>> Begin
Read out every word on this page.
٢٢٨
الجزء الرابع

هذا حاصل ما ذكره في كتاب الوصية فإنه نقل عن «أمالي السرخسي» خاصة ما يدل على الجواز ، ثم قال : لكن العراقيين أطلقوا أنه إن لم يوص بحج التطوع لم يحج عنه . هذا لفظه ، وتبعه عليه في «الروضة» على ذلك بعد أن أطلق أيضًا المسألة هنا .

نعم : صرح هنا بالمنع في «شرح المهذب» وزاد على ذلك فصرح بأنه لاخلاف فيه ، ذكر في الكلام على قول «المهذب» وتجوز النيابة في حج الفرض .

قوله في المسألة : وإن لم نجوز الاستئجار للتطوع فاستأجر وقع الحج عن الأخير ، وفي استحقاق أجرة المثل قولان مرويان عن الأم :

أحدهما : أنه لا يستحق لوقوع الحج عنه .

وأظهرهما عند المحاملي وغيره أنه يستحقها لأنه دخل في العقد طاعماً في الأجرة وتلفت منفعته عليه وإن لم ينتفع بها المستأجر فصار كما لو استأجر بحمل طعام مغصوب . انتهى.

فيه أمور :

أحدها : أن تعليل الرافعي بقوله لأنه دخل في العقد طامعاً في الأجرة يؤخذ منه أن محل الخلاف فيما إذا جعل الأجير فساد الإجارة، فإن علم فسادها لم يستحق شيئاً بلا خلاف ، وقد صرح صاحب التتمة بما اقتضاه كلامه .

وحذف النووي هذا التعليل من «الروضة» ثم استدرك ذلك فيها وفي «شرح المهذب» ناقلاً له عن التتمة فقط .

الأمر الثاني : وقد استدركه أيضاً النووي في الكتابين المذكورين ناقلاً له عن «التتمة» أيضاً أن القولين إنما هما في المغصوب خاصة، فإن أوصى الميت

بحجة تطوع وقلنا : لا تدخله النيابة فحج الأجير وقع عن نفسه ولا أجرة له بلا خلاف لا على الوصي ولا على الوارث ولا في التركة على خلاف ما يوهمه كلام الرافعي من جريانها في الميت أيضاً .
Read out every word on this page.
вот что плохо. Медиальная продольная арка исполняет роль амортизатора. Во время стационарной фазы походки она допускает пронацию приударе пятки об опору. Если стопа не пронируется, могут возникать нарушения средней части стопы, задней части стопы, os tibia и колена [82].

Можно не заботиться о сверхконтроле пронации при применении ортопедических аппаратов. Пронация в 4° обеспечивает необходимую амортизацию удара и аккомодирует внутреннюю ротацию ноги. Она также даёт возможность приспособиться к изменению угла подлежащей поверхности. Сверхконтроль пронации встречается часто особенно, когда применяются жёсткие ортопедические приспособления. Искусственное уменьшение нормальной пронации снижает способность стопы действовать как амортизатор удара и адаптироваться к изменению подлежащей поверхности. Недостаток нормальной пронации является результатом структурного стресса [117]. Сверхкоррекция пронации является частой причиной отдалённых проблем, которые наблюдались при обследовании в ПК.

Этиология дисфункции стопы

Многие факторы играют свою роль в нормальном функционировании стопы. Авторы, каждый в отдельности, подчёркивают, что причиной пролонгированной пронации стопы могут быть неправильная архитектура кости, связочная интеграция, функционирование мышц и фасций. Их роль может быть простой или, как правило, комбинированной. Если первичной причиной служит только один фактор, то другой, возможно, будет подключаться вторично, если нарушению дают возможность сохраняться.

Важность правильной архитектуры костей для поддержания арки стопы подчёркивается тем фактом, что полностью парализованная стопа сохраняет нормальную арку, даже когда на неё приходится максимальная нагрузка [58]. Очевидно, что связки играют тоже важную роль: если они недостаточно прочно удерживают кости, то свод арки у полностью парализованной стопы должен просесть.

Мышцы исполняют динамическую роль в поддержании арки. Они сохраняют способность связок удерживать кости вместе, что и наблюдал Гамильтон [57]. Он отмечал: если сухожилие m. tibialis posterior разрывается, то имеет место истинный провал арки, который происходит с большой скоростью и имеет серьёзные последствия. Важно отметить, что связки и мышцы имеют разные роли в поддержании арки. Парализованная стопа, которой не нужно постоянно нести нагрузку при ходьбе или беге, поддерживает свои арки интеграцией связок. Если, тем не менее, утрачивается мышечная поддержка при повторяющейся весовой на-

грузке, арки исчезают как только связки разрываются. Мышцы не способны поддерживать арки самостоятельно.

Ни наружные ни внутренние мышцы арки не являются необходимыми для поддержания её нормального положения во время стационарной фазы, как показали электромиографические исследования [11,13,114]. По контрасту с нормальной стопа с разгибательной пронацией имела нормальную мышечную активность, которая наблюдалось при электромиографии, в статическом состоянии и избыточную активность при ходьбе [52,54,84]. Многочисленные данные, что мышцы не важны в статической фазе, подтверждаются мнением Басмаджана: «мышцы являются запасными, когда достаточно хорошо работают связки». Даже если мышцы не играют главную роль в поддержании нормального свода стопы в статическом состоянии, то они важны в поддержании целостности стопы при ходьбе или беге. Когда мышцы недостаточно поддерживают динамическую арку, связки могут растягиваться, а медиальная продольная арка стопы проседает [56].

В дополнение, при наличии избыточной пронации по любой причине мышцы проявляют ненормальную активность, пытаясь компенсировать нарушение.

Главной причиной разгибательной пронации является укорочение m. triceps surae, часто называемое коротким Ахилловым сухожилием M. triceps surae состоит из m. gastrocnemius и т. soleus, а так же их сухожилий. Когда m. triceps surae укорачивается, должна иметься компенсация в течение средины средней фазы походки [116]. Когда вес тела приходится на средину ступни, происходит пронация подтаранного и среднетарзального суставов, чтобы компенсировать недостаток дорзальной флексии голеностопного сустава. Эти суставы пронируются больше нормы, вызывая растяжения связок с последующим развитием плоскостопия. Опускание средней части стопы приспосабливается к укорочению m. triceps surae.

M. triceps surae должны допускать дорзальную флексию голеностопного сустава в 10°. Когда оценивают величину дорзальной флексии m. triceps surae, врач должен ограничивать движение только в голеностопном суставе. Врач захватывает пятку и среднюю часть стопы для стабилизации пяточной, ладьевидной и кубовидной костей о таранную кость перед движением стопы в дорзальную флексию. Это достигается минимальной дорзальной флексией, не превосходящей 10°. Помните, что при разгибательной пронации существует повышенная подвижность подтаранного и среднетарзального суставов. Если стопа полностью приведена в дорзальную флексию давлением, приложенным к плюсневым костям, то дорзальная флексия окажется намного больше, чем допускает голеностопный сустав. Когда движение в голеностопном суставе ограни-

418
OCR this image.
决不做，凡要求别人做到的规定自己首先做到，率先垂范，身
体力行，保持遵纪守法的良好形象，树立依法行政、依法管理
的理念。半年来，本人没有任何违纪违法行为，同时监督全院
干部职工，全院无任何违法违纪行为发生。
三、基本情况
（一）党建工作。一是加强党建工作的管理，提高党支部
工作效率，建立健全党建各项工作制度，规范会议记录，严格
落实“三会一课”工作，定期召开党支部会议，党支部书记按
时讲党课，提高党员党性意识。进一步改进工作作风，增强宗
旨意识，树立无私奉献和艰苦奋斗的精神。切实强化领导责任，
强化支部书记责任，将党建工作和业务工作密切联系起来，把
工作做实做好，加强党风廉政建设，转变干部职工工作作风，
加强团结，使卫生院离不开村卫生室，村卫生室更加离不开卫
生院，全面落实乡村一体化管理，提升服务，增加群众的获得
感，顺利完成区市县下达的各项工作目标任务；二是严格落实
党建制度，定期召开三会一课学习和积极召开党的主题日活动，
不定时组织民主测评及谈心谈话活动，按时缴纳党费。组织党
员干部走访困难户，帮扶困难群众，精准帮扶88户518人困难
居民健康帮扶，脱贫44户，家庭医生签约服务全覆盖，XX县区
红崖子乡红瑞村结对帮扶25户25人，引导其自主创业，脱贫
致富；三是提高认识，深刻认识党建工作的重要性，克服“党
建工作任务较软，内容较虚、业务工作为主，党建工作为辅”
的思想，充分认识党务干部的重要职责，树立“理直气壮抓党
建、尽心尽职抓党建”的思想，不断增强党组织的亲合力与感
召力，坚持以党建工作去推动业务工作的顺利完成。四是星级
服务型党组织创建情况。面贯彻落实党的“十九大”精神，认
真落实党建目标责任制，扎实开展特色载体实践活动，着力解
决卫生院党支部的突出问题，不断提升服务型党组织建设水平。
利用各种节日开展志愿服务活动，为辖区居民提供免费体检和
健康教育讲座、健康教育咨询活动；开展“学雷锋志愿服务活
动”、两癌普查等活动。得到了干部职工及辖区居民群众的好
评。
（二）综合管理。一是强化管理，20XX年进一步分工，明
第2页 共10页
>> End
§ TASK GOAL:
The lines to collect are those holding the string "активность"; copy them all.

§ WRITTEN SOLUTION:
Ни наружные ни внутренние мышцы арки не являются необходимыми для поддержания её нормального положения во время стационарной фазы, как показали электромиографические исследования [11,13,114]. По контрасту с нормальной стопа с разгибательной пронацией имела нормальную мышечную активность, которая наблюдалось при электромиографии, в статическом состоянии и избыточную активность при ходьбе [52,54,84]. Многочисленные данные, что мышцы не важны в статической фазе, подтверждаются мнением Басмаджана: «мышцы являются запасными, когда достаточно хорошо работают связки». Даже если мышцы не играют главную роль в поддержании нормального свода стопы в статическом состоянии, то они важны в поддержании целостности стопы при ходьбе или беге. Когда мышцы недостаточно поддерживают динамическую арку, связки могут растягиваться, а медиальная продольная арка стопы проседает [56].
В дополнение, при наличии избыточной пронации по любой причине мышцы проявляют ненормальную активность, пытаясь компенсировать нарушение.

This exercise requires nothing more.